◆ Goal:
Reproduce the passage about the contract mistake, starting at "A few years" and ending at "his law career.", and swap "law firm" for "accounting firm".

◆ Text:
A few years back, Matt Levine was working crazy hours as a young attorney at a premier New York law firm.1 On more than a few occasions he would work until 3:00 or 4:00 in the morning, slide under his desk for a couple hours of sleep, then be right back at it come 6:00 a.m. Which has more than a little to do with a mistake Matt made that — he was certain — would get him fired and maybe end his law career.
Matt was part of a team of attorneys assisting a Midwest retailer with a very complex negotiation. His job was straightforward: keep track of all the details that got hammered out each day and update the contract accordingly. The negotiations dragged on for months. But eventually all the issues got resolved, both parties signed, and Matt headed home for some much-needed sleep.
The next day Matt set about tidying up his case files. Before long he came across an old email which said, with respect to one particular aspect of the agreement, that Matt’s client was supposed to be paid $425 million. Matt felt an immediate knot in his stomach — because he knew the contract he had drafted, and that everyone had just signed, actually said his client would be paid $400 million.

◆ Information shown:
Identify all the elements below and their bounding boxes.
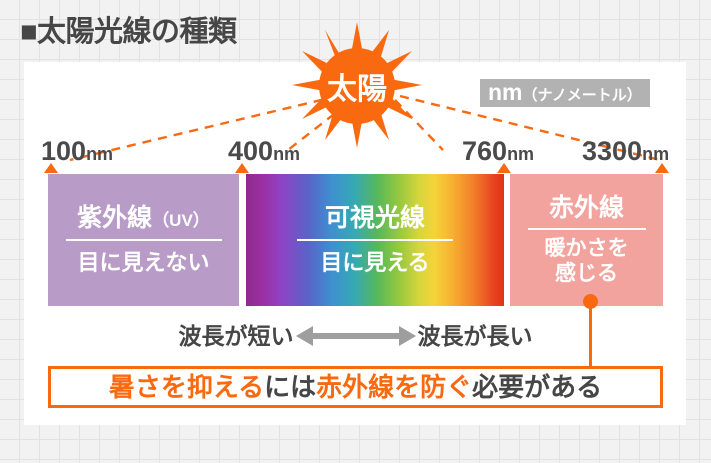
- conclusion-box: 暑さを抑えるには赤外線を防ぐ必要がある: [48, 366, 663, 408]
- infrared-connector-line: [589, 300, 592, 367]
- tick-value: 100: [41, 136, 86, 166]
- band-visible-name: 可視光線: [325, 204, 425, 233]
- tick-unit: nm: [507, 144, 534, 164]
- infrared-connector-dot: [583, 294, 598, 309]
- band-ir-name: 赤外線: [549, 194, 624, 223]
- tick-label-100nm: 100nm: [41, 138, 113, 165]
- band-ir-desc-line1: 暖かさを: [545, 236, 629, 261]
- band-visible-light: 可視光線 目に見える: [246, 174, 504, 306]
- infographic-canvas: ■太陽光線の種類: [0, 0, 711, 463]
- band-uv-desc: 目に見えない: [77, 250, 209, 276]
- conclusion-part-4: 必要がある: [472, 374, 602, 400]
- wavelength-long-label: 波長が長い: [418, 325, 533, 348]
- tick-label-760nm: 760nm: [462, 138, 534, 165]
- conclusion-part-1: 暑さを抑える: [109, 374, 264, 400]
- band-ir-desc-line2: 感じる: [555, 261, 618, 286]
- band-uv-name: 紫外線（UV）: [77, 204, 210, 233]
- tick-value: 3300: [582, 136, 642, 166]
- band-uv-divider: [66, 239, 222, 241]
- unit-legend-main: nm: [488, 79, 523, 105]
- tick-marker-100nm: [44, 163, 58, 173]
- wavelength-direction-row: 波長が短い 波長が長い: [48, 318, 663, 354]
- page-title: ■太陽光線の種類: [20, 14, 237, 50]
- tick-label-3300nm: 3300nm: [582, 138, 669, 165]
- tick-unit: nm: [273, 144, 300, 164]
- tick-value: 760: [462, 136, 507, 166]
- wavelength-double-arrow-icon: [296, 323, 416, 349]
- band-visible-desc: 目に見える: [320, 250, 429, 276]
- band-visible-divider: [297, 239, 453, 241]
- band-ultraviolet: 紫外線（UV） 目に見えない: [48, 174, 239, 306]
- tick-unit: nm: [642, 144, 669, 164]
- band-ir-divider: [528, 228, 646, 230]
- unit-legend-reading: （ナノメートル）: [523, 87, 642, 104]
- conclusion-part-2: には: [264, 374, 316, 400]
- tick-marker-3300nm: [655, 163, 669, 173]
- sun-graphic: 太陽: [292, 22, 422, 148]
- tick-value: 400: [228, 136, 273, 166]
- wavelength-short-label: 波長が短い: [179, 325, 294, 348]
- band-uv-name-paren: （UV）: [152, 211, 210, 230]
- unit-legend-chip: nm（ナノメートル）: [480, 79, 650, 107]
- tick-unit: nm: [86, 144, 113, 164]
- sun-label: 太陽: [319, 48, 395, 124]
- tick-marker-760nm: [497, 163, 511, 173]
- tick-label-400nm: 400nm: [228, 138, 300, 165]
- band-infrared: 赤外線 暖かさを 感じる: [510, 174, 663, 306]
- tick-marker-400nm: [235, 163, 249, 173]
- conclusion-part-3: 赤外線を防ぐ: [316, 374, 472, 400]
- band-uv-name-text: 紫外線: [77, 204, 152, 232]
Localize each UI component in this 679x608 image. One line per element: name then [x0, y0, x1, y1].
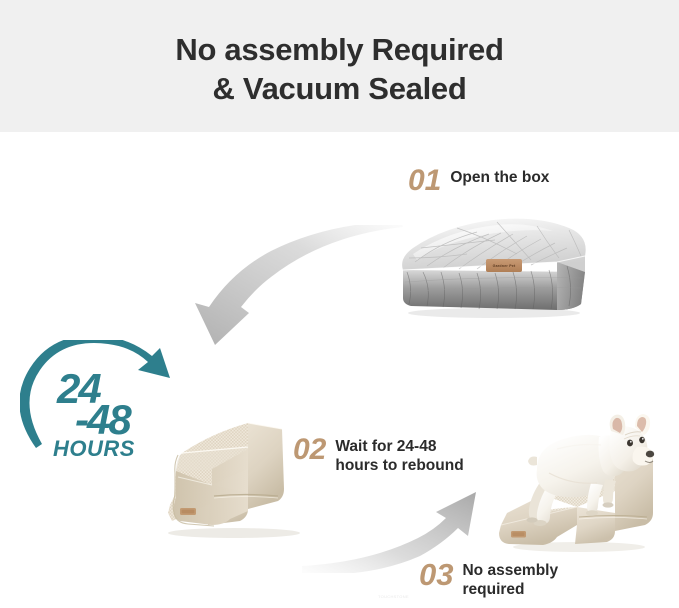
step-02-label: 02 Wait for 24-48 hours to rebound [293, 435, 464, 476]
flow-arrow-1-icon [175, 225, 405, 350]
page-title: No assembly Required & Vacuum Sealed [0, 30, 679, 109]
step-03-label: 03 No assembly required [419, 559, 558, 600]
foam-pet-stairs-image [152, 393, 312, 538]
step-01-label: 01 Open the box [408, 166, 549, 196]
title-line-2: & Vacuum Sealed [0, 69, 679, 108]
package-brand-label: Gardner Pet [486, 259, 522, 272]
step-02-number: 02 [293, 435, 326, 465]
step-01-text: Open the box [450, 166, 549, 188]
step-03-number: 03 [419, 559, 453, 590]
title-line-1: No assembly Required [175, 32, 503, 67]
dog-on-stairs-image [487, 413, 662, 553]
step-01-number: 01 [408, 166, 441, 196]
badge-unit-label: HOURS [53, 436, 135, 462]
stairs-brand-tag-2 [511, 531, 526, 538]
stairs-brand-tag [180, 508, 196, 515]
watermark-text: TOUCHSTONE [378, 594, 409, 599]
step-02-text: Wait for 24-48 hours to rebound [335, 435, 463, 476]
step-03-text: No assembly required [462, 559, 558, 600]
vacuum-sealed-package-image: Gardner Pet [397, 214, 591, 318]
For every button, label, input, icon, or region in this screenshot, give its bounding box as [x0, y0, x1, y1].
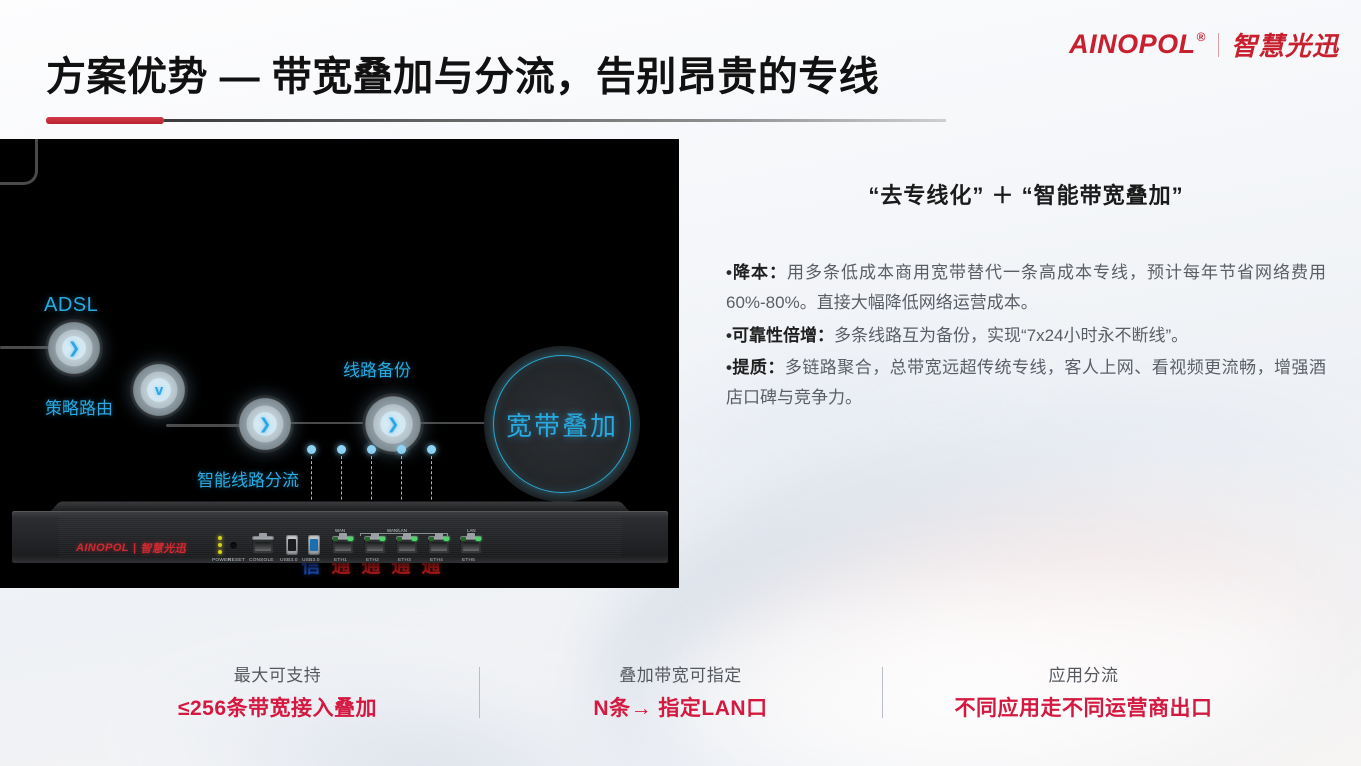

◆ Exercise output:
A few years back, Matt Levine was working crazy hours as a young attorney at a premier New York accounting firm.1 On more than a few occasions he would work until 3:00 or 4:00 in the morning, slide under his desk for a couple hours of sleep, then be right back at it come 6:00 a.m. Which has more than a little to do with a mistake Matt made that — he was certain — would get him fired and maybe end his law career.